— START Given information —

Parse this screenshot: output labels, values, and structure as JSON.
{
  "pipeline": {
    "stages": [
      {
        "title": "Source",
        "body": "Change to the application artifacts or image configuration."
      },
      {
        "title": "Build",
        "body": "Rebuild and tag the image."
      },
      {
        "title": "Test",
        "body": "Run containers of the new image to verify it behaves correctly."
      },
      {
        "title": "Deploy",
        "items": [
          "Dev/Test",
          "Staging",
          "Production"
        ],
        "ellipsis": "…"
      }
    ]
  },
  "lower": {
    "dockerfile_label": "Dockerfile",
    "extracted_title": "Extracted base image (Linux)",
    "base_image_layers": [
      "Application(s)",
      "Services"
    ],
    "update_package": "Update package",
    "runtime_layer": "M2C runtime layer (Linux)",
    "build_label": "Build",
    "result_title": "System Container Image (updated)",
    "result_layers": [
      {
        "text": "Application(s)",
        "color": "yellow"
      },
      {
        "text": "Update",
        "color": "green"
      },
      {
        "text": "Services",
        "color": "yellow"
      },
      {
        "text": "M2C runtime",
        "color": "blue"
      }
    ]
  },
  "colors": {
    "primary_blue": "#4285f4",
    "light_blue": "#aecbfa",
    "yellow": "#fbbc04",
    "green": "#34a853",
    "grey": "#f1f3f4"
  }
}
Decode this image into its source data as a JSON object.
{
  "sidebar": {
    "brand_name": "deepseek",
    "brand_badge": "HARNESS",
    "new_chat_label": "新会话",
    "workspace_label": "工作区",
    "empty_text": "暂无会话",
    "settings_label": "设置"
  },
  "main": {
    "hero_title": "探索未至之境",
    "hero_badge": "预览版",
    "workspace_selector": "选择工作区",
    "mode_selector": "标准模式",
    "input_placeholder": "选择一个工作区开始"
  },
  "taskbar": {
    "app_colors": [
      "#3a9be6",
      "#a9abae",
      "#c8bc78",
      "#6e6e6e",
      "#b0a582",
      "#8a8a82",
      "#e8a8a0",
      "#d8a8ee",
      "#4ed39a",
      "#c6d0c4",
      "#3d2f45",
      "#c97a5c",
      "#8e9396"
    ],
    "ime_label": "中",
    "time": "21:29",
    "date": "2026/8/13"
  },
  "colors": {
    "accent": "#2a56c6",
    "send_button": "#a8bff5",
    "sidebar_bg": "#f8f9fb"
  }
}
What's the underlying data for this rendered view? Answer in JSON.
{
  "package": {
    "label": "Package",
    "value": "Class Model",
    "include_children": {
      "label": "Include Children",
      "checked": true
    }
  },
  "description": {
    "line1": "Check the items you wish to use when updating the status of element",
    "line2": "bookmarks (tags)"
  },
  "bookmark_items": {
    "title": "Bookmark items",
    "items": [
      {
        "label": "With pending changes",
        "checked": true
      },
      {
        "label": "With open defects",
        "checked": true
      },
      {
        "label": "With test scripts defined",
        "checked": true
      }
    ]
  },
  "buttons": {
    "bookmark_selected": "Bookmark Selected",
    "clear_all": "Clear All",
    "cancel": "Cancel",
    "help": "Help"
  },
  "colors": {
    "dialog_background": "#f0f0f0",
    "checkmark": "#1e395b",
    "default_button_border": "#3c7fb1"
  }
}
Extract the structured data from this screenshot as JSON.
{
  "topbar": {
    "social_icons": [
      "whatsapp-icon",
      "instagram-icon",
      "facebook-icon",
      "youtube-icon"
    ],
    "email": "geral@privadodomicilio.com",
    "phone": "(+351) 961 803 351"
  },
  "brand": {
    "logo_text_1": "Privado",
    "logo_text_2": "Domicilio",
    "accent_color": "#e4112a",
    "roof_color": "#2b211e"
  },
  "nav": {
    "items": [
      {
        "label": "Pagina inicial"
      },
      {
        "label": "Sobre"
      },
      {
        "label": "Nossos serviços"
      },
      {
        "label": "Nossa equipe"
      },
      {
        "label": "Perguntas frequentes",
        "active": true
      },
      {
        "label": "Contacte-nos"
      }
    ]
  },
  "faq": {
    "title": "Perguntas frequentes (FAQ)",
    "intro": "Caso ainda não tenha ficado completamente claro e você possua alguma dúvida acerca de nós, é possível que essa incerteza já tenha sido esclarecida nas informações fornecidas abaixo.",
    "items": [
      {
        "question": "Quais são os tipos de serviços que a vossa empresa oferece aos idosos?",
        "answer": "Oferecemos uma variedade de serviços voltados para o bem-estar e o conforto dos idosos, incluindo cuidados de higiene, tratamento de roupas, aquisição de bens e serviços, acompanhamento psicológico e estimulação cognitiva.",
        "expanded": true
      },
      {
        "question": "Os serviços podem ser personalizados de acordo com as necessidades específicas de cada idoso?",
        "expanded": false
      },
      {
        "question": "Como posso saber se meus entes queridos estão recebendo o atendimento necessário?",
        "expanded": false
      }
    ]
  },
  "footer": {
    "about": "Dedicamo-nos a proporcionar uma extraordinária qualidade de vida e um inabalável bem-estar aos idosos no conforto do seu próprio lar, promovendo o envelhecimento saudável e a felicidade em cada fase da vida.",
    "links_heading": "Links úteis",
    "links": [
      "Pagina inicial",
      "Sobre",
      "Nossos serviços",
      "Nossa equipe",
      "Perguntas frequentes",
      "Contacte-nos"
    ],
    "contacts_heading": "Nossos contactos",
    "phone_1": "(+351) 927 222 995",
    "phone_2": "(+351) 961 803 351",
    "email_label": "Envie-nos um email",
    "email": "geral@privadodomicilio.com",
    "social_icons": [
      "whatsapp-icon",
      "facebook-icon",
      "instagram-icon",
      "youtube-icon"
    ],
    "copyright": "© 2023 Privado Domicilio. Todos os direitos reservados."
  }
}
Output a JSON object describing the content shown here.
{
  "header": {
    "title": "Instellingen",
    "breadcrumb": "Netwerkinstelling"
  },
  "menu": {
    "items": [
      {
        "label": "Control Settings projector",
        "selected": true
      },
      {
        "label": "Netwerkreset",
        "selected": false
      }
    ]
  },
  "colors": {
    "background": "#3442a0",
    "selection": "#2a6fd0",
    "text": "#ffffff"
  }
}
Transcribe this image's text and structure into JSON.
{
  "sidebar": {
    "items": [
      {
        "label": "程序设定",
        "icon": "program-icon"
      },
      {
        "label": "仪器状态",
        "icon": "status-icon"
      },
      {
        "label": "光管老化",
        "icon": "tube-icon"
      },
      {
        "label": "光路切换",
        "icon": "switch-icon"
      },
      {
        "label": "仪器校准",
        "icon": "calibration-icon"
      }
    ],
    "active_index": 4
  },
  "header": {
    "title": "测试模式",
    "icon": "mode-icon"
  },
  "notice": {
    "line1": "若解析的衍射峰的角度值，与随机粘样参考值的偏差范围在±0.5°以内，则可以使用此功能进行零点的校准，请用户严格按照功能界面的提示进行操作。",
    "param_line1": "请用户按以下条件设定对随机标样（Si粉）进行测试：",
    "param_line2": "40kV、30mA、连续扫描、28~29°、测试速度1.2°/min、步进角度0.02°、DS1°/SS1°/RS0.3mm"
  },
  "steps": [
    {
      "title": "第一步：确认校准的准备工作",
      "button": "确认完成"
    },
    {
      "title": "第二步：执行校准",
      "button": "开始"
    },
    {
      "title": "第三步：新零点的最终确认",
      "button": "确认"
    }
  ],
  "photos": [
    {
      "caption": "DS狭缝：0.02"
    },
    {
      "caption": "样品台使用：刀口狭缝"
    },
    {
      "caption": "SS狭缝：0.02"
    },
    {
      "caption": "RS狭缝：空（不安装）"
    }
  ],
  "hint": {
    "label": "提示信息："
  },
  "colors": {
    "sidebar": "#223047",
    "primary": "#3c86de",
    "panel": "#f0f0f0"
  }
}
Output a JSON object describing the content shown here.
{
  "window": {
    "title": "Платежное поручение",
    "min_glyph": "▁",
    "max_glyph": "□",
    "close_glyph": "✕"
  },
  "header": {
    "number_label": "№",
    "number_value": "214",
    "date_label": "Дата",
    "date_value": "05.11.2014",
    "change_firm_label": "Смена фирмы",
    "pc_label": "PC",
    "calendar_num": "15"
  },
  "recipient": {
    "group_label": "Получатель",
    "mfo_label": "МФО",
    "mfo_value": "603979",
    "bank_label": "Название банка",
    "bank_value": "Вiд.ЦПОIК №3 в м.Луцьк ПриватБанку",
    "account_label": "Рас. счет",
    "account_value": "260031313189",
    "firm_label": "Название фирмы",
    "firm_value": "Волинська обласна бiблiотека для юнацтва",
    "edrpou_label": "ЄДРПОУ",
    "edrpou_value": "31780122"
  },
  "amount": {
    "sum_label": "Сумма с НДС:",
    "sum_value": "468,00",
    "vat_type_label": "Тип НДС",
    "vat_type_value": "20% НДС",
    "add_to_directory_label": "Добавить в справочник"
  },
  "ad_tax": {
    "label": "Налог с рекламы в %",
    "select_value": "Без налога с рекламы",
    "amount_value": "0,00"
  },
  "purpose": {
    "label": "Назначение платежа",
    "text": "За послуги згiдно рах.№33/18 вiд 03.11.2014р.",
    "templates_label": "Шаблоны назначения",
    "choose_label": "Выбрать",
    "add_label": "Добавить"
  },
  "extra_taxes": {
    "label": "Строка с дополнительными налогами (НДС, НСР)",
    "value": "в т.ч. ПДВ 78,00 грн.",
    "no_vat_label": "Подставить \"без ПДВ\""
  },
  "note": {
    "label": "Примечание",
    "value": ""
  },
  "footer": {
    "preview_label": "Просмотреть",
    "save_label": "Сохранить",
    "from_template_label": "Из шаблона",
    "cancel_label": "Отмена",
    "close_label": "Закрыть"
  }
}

— END Given information —

_Required work_
Look through the data and gather every line with the string "фирмы" in it.

_Result of the exercise_
    "change_firm_label": "Смена фирмы",
    "firm_label": "Название фирмы",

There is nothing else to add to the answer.